LESETEXT:
Dasselbe gilt für die Verbindung von Frauenbefreiung, Klassenkampf und sozialistischer Revolution. Bewegungen gegen verschiedene Aspekte der ökologischen Zerstörung können ein antikapitalistisches Potenzial haben und es sollte versucht werden, sie in die ArbeiterInnenbewegung zu integrieren und ihnen eine systemüberwindende Perspektive zu geben.

Für die Herausbildung einer Kraft, die im Stande ist, die verschiedenen Klassenkämpfe und Kämpfe gegen nationale und soziale Unterdrückung zu bündeln und gegen das kapitalistische System zu wenden, muss die relative Kluft zwischen den revolutionären Organisationen und dem Großteil der ArbeiterInnenklasse geschlossen werden. Das kann aber nicht auf voluntaristische Weise geschehen, indem weitgehend losgelöst von den tatsächlichen Kämpfen neue “revolutionäre Parteien” proklamiert werden. Die notwendige Überwindung der Kluft zwischen Klasse und revolutionären Kräften begreifen wir nicht als geradliniges Zusammenkommen der beiden Faktoren.

DEINE AUFGABE: Setze den Lesetext über die Kluft zwischen revolutionären Organisationen und der ArbeiterInnenklasse im Anschluss an seinen letzten Satz fort.

DATENAUSZÜGE:
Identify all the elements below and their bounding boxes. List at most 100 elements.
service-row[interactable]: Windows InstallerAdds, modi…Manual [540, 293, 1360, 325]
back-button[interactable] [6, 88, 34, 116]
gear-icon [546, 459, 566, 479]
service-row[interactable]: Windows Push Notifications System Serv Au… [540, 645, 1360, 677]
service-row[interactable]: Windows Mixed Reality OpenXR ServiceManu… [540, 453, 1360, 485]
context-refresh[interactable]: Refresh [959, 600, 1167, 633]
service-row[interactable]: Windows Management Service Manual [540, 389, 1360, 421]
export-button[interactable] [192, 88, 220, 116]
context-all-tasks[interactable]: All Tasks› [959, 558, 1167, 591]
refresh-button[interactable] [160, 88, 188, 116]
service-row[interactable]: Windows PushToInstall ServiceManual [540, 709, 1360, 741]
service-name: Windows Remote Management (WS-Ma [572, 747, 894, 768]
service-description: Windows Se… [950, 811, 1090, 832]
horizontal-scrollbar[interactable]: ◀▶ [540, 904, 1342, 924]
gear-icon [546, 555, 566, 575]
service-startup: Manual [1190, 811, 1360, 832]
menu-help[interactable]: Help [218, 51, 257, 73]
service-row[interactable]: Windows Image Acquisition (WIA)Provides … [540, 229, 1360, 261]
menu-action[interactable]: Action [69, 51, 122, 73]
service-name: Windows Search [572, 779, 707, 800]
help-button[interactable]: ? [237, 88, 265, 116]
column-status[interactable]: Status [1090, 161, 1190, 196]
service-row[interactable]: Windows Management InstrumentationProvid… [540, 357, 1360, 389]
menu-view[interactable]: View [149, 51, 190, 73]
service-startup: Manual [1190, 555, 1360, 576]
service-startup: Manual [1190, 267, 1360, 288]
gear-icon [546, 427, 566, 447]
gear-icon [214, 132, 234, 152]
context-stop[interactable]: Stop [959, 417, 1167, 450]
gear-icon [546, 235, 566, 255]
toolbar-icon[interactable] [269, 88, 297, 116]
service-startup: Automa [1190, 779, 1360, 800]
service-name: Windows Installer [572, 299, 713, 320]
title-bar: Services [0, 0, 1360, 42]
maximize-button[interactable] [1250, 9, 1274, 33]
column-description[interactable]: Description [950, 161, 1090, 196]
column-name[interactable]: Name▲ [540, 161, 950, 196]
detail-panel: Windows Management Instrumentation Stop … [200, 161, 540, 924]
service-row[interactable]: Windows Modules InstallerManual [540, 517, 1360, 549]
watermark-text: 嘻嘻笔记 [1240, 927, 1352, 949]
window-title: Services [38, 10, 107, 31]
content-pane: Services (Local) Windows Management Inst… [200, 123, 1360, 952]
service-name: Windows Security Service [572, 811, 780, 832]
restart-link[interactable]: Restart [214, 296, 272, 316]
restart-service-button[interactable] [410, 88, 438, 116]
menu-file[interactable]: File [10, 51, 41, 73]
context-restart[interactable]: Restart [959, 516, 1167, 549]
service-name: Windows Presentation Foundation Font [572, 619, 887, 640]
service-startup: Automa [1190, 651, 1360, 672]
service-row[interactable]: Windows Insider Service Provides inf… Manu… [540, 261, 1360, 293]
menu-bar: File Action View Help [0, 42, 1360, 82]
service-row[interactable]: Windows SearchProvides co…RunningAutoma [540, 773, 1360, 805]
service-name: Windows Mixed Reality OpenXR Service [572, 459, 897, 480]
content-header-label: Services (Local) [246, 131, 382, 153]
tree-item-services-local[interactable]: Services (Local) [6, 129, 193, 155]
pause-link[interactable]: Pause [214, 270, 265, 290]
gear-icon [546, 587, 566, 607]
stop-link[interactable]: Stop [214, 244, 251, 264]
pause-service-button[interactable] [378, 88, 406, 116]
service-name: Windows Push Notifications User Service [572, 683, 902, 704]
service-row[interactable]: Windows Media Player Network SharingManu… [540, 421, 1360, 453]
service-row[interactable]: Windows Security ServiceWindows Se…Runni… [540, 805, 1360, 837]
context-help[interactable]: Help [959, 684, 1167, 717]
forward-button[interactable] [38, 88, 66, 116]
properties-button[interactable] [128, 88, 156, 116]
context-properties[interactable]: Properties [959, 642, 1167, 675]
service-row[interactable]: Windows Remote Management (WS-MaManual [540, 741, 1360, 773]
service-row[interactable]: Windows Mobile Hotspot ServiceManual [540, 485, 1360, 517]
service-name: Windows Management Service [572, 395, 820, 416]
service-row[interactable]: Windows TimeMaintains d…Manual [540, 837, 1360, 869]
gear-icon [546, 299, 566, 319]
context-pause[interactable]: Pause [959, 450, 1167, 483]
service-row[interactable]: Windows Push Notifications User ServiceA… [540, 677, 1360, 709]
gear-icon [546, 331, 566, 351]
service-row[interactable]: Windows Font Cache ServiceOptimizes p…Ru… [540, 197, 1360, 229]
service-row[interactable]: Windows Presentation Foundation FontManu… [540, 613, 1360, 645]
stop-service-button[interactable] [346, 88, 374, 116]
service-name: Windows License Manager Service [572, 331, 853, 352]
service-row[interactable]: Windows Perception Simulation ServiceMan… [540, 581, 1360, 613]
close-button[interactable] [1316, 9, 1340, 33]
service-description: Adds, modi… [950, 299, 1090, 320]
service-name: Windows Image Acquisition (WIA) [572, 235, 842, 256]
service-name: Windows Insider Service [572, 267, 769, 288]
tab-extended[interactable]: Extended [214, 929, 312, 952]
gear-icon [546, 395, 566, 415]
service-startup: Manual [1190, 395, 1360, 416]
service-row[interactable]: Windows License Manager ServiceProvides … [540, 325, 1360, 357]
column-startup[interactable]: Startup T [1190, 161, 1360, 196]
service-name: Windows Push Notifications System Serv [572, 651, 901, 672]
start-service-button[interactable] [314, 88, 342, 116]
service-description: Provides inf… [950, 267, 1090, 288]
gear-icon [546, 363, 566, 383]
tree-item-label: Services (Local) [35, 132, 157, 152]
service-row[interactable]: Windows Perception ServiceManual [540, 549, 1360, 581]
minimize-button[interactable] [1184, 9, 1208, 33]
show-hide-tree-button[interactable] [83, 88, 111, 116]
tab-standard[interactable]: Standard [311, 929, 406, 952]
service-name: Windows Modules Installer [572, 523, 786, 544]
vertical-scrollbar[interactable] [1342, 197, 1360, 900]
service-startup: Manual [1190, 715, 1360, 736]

SCHRIFTLICHE ANTWORT:
Eine neue revolutionäre Internationale wird nicht linear aus einer der bestehenden Organisationen mit revolutionärem Anspruch entstehen. Keine dieser Organisationen kann legitimerweise behaupten, dass nur sie “wirklich revolutionär” ist. Mit allen größeren subjektiv revolutionären internationalen Strömungen haben wir freilich so relevante Differenzen, dass wir uns nicht auf einer ernsthaften politischen Grundlage anschließen könnten. Wir wollen unsere Differenzen mit anderen Organisationen nicht verwischen oder totschweigen, aber wir wissen auch, dass wir von GenossInnen mit revolutionärem Anspruch in anderen Ländern/Kontinenten auch viele Dinge lernen können.

Wir sehen uns als Teil des Spektrums von subjektiven RevolutionärInnen, die nach bestem Wissen und Gewissen versuchen, eine revolutionäre Organisation zum Sturz der kapitalistischen Klassenherrschaft aufzubauen. Wir sind überzeugt, dass eine neue revolutionäre Internationale nur durch einen Umgruppierungsprozess in diesem Spektrum entstehen kann. In diesen zukünftigen Prozess wollen wir mit einer politisch, organisatorisch und numerisch möglichst starken Organisation eintreten und für unsere Positionen kämpfen. Neue revolutionäre Massenparteien werden sich um bedeutende Klassenkampfereignisse entwickeln. Entlang von ihnen und ihrer theoretischen Verarbeitung wird es nicht nur zu einer Stärkung, sondern auch zu einer Neuzusammensetzung der revolutionären Kräfte kommen. Dabei werden sich die Erfahrungen und AktivistInnen von verschärften Klassenkämpfen, die Theorieentwicklung, die Intervention der revolutionären Organisationen und ihre Internationalisierung gegenseitig beeinflussen. Angesichts dessen, dass sich die kapitalistischen Verheißungen immer mehr als hohle Phrasen entlarven, stehen uns stürmische Zeiten bevor, in denen den marxistischen Organisationen große Bedeutung zukommen wird.